Exercise requirements -
Give the number of lines in the records below that include "header", and nothing more.

Dataset records -

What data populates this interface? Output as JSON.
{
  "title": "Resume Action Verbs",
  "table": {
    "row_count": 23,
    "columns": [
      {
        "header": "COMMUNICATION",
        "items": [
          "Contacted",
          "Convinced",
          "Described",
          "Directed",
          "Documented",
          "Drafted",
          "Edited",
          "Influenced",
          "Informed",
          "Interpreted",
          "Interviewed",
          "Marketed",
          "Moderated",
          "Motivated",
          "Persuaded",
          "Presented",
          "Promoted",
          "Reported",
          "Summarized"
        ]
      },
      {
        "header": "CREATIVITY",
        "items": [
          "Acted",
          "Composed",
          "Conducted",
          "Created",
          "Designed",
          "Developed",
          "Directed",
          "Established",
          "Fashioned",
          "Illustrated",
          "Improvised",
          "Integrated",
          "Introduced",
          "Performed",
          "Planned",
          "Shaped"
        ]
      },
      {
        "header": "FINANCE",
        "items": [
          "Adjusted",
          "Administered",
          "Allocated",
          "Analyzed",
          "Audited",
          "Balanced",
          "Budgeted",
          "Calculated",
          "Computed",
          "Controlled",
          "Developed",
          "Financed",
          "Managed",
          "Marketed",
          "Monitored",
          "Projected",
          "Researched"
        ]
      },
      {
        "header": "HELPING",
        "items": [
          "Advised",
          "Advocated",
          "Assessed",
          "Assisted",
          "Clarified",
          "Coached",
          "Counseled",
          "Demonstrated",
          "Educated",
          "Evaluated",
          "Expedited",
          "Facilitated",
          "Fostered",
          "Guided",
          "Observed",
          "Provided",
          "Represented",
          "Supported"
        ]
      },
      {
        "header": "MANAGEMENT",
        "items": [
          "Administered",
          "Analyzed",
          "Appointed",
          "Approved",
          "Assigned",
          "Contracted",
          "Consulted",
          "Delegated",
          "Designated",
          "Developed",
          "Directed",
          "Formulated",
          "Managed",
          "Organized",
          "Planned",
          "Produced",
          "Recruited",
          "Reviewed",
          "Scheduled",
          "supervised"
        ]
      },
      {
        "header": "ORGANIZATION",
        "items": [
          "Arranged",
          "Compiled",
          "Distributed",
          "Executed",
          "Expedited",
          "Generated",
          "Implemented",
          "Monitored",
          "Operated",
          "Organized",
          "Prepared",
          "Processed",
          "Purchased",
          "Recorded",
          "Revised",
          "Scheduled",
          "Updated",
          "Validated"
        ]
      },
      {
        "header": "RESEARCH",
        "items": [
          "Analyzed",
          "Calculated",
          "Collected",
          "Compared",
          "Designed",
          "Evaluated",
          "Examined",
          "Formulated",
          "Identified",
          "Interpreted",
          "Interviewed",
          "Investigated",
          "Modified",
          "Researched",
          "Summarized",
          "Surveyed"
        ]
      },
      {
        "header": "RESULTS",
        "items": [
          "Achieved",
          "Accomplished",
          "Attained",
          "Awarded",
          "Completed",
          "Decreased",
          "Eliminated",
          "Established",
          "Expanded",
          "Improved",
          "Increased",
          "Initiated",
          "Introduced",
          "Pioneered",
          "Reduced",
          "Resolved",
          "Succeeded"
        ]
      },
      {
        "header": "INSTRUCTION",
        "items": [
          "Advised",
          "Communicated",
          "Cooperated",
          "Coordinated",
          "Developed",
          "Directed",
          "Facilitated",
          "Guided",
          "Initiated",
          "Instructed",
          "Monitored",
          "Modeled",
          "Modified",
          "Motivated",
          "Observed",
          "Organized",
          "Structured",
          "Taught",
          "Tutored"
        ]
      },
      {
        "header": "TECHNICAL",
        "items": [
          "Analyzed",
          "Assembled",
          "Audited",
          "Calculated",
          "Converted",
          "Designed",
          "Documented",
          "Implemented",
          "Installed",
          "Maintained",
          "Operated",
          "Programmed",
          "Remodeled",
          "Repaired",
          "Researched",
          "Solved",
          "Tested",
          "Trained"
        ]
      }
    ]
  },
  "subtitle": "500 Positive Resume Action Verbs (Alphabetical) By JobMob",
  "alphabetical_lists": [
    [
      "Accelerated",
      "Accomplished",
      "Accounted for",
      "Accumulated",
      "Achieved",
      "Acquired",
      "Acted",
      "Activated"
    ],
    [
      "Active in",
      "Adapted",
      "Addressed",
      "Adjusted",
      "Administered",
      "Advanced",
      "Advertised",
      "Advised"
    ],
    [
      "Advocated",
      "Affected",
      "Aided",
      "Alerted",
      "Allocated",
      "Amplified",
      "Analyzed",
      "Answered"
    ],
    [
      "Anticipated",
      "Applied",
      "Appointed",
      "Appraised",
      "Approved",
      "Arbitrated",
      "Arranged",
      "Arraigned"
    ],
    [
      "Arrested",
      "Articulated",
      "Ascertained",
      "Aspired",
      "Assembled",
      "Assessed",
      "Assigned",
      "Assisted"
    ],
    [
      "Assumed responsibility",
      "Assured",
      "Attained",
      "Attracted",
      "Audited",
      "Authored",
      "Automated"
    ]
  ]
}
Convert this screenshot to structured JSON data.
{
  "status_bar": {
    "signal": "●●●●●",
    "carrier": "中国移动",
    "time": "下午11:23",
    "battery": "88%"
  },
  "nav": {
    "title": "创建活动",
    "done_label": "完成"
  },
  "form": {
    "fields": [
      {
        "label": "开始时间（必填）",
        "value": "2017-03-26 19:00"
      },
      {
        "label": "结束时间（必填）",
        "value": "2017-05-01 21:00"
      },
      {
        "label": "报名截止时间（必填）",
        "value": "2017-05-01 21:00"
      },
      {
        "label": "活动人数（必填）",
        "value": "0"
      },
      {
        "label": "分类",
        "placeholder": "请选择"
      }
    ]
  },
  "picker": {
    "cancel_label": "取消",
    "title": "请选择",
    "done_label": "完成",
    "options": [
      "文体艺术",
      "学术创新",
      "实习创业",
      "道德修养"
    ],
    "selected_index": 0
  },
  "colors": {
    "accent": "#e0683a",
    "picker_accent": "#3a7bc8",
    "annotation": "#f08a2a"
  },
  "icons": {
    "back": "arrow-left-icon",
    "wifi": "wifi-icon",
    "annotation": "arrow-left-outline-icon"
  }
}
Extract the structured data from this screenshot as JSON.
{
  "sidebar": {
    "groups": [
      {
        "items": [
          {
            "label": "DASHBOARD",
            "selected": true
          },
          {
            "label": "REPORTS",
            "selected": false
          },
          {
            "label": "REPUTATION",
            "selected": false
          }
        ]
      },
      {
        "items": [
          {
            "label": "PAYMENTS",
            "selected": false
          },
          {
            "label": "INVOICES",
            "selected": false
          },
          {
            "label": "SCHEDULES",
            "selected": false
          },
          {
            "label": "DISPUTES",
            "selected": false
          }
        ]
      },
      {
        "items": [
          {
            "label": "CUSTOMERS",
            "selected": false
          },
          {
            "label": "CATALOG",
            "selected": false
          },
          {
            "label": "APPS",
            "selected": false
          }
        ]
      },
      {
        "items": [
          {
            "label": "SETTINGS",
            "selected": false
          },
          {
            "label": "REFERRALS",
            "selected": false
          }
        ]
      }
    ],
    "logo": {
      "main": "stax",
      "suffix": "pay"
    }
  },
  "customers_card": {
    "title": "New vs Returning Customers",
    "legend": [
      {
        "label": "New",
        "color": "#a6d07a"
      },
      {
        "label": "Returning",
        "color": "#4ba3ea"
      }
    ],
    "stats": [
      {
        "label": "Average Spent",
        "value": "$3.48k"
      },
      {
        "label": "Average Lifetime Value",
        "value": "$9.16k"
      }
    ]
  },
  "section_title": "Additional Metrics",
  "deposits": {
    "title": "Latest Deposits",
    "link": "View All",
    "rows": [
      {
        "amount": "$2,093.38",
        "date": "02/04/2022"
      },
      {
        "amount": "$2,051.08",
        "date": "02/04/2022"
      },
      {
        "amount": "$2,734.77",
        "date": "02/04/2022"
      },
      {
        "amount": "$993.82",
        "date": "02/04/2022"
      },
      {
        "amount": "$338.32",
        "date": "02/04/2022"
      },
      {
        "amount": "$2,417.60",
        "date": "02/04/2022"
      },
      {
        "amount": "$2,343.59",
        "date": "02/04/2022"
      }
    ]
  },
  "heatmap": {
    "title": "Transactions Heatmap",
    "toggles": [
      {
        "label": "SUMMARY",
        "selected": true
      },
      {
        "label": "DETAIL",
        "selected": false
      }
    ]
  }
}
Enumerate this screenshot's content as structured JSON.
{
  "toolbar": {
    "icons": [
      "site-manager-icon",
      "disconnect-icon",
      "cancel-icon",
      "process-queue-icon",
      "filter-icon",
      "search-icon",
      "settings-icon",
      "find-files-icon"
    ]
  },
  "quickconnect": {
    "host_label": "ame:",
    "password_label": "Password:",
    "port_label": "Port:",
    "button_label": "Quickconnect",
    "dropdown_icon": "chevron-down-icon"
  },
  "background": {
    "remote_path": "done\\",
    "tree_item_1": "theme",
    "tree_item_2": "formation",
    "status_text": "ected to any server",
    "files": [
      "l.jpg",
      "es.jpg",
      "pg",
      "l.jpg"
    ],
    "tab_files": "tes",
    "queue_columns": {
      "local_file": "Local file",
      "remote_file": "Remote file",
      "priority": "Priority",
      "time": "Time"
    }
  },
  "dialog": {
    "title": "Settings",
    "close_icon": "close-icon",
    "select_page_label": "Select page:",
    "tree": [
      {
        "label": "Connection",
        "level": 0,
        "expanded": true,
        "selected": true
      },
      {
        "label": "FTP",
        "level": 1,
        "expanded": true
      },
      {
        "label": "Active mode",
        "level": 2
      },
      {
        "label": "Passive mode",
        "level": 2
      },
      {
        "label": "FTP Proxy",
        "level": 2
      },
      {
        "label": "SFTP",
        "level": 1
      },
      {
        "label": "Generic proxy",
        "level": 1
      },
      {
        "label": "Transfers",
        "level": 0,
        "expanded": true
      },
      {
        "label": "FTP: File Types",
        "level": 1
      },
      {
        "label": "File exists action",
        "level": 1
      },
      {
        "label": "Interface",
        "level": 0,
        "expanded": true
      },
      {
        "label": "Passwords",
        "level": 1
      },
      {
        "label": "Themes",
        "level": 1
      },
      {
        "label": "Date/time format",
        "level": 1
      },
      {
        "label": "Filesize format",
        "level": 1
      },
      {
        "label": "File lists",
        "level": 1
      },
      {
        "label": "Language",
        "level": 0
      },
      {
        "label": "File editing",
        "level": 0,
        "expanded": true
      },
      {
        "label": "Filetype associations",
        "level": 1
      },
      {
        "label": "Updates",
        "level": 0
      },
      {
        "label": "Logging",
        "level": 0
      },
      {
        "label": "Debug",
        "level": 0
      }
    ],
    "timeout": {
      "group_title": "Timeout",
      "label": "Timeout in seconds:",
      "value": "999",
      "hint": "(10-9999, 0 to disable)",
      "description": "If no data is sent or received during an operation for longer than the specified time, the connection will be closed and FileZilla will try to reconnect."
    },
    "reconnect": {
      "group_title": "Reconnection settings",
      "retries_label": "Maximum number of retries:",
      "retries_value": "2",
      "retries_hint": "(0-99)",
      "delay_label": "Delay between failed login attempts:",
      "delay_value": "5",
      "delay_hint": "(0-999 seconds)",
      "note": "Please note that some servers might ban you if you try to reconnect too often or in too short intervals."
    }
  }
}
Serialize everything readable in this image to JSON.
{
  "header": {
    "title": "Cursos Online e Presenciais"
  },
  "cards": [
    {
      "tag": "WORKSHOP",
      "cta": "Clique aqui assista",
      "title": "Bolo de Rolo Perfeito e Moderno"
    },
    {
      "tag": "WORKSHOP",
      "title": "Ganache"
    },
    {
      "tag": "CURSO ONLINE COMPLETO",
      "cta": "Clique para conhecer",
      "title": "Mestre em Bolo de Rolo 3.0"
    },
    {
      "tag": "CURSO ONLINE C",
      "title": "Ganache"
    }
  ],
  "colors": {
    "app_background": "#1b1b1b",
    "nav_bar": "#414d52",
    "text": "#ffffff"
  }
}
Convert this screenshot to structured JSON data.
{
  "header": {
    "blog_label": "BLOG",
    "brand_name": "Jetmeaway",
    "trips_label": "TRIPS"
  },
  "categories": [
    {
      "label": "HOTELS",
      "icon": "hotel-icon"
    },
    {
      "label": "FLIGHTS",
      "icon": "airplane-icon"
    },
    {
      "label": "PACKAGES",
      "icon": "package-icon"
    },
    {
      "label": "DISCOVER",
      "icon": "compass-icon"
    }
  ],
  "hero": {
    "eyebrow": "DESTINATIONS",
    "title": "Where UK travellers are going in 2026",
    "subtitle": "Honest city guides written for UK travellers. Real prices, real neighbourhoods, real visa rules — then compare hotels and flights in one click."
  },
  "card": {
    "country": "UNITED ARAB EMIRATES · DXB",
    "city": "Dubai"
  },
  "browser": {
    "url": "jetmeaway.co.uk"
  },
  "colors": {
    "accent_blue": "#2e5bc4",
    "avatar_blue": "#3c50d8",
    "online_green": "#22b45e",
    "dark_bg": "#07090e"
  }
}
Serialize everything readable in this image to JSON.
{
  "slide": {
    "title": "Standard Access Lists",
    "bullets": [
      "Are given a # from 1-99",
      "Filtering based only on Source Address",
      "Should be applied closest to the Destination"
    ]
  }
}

Correct result -
12